### [Brief]
Reply with one number only: the count of lines below that contain the word "产生的效果就相同".

◇ ◇ ◇

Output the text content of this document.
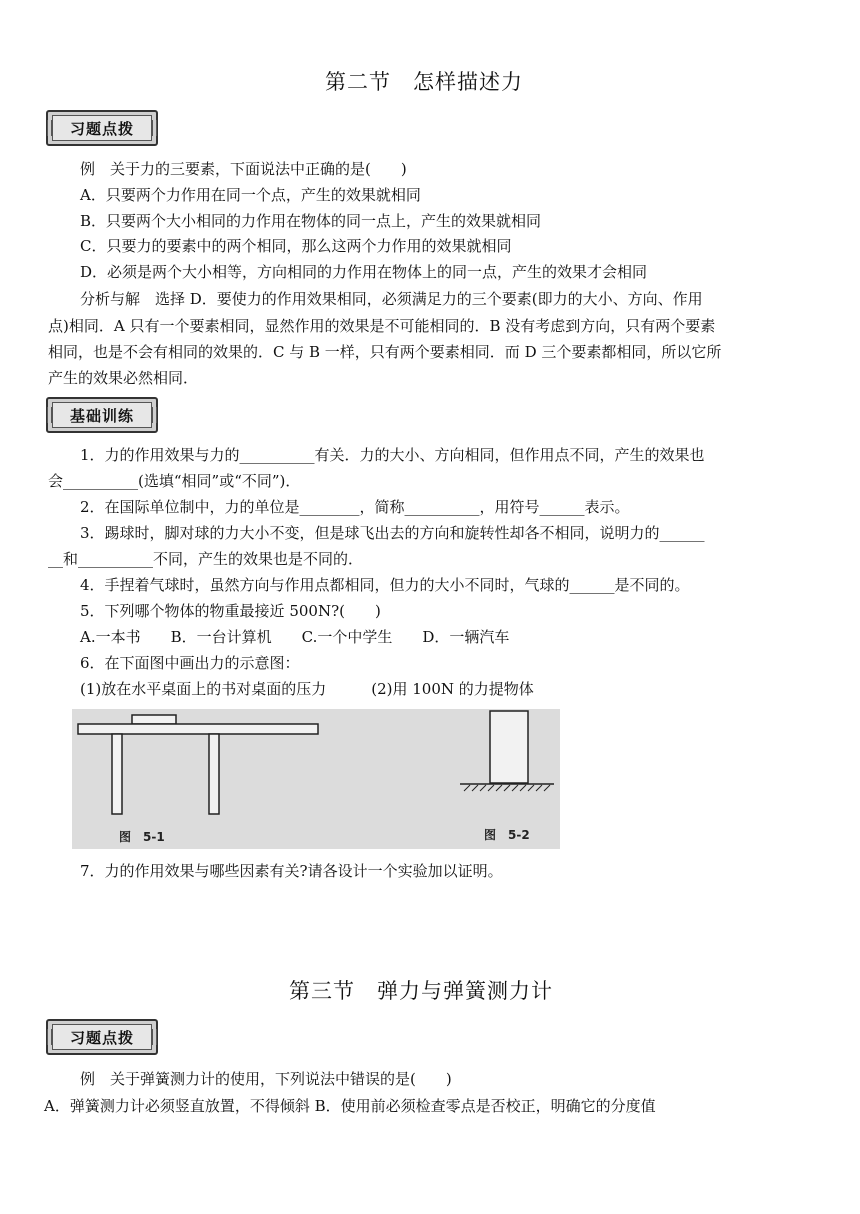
第二节　怎样描述力
习题点拨
例　关于力的三要素，下面说法中正确的是(　　)
A．只要两个力作用在同一个点，产生的效果就相同
B．只要两个大小相同的力作用在物体的同一点上，产生的效果就相同
C．只要力的要素中的两个相同，那么这两个力作用的效果就相同
D．必须是两个大小相等，方向相同的力作用在物体上的同一点，产生的效果才会相同
分析与解　选择 D．要使力的作用效果相同，必须满足力的三个要素(即力的大小、方向、作用
点)相同．A 只有一个要素相同，显然作用的效果是不可能相同的．B 没有考虑到方向，只有两个要素
相同，也是不会有相同的效果的．C 与 B 一样，只有两个要素相同．而 D 三个要素都相同，所以它所
产生的效果必然相同．
基础训练
1．力的作用效果与力的__________有关．力的大小、方向相同，但作用点不同，产生的效果也
会__________(选填“相同”或“不同”)．
2．在国际单位制中，力的单位是________，简称__________，用符号______表示。
3．踢球时，脚对球的力大小不变，但是球飞出去的方向和旋转性却各不相同，说明力的______
__和__________不同，产生的效果也是不同的．
4．手捏着气球时，虽然方向与作用点都相同，但力的大小不同时，气球的______是不同的。
5．下列哪个物体的物重最接近 500N?(　　)
A.一本书　　B．一台计算机　　C.一个中学生　　D．一辆汽车
6．在下面图中画出力的示意图：
(1)放在水平桌面上的书对桌面的压力　　　(2)用 100N 的力提物体
图　5-1	图　5-2
7．力的作用效果与哪些因素有关?请各设计一个实验加以证明。
第三节　弹力与弹簧测力计
习题点拨
例　关于弹簧测力计的使用，下列说法中错误的是(　　)
A．弹簧测力计必须竖直放置，不得倾斜 B．使用前必须检查零点是否校正，明确它的分度值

◇ ◇ ◇

### [Correct result]
2